> **DO THIS**:
Gather, from the listing beneath this task, every line holding the string "JSON".

> **DATA FOR PROCESSING**:
· · · · · · ·
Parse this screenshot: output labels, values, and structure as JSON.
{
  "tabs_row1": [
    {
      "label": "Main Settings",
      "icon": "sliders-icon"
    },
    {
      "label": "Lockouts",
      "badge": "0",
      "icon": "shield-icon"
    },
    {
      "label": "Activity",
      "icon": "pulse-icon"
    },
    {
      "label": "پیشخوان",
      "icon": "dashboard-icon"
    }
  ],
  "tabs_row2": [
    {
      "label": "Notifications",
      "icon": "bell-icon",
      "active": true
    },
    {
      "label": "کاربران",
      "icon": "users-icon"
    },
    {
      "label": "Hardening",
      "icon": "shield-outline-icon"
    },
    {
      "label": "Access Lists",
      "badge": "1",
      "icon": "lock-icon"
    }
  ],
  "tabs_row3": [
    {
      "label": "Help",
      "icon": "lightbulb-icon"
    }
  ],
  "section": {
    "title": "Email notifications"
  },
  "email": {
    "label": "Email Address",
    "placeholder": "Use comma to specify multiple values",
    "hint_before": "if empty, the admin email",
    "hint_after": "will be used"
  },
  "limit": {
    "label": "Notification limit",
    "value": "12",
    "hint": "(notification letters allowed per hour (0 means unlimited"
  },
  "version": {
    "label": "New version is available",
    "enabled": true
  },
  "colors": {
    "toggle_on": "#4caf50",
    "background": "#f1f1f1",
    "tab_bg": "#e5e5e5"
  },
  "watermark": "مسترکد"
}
· · · · · · ·
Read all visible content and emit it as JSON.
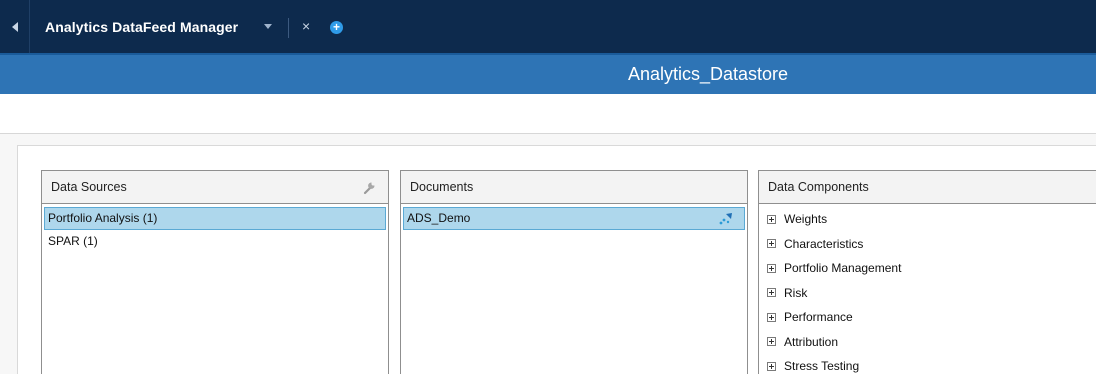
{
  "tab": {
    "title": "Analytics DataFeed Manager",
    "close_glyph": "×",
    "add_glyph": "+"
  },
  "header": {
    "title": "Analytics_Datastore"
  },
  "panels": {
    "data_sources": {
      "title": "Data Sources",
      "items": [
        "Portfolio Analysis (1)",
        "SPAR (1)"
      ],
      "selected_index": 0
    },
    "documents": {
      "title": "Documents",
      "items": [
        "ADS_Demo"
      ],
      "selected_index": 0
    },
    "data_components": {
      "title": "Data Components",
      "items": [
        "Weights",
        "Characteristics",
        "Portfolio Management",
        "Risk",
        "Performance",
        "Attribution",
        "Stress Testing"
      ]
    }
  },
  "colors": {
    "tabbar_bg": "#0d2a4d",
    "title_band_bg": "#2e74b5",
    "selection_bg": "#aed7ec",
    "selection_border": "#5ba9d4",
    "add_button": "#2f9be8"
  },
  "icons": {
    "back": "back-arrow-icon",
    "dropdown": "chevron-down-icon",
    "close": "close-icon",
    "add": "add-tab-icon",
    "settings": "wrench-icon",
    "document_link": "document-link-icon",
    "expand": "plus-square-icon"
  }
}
· · · · · · ·
> **RESPONSE TO THIS TASK**:
Parse this screenshot: output labels, values, and structure as JSON.
Read all visible content and emit it as JSON.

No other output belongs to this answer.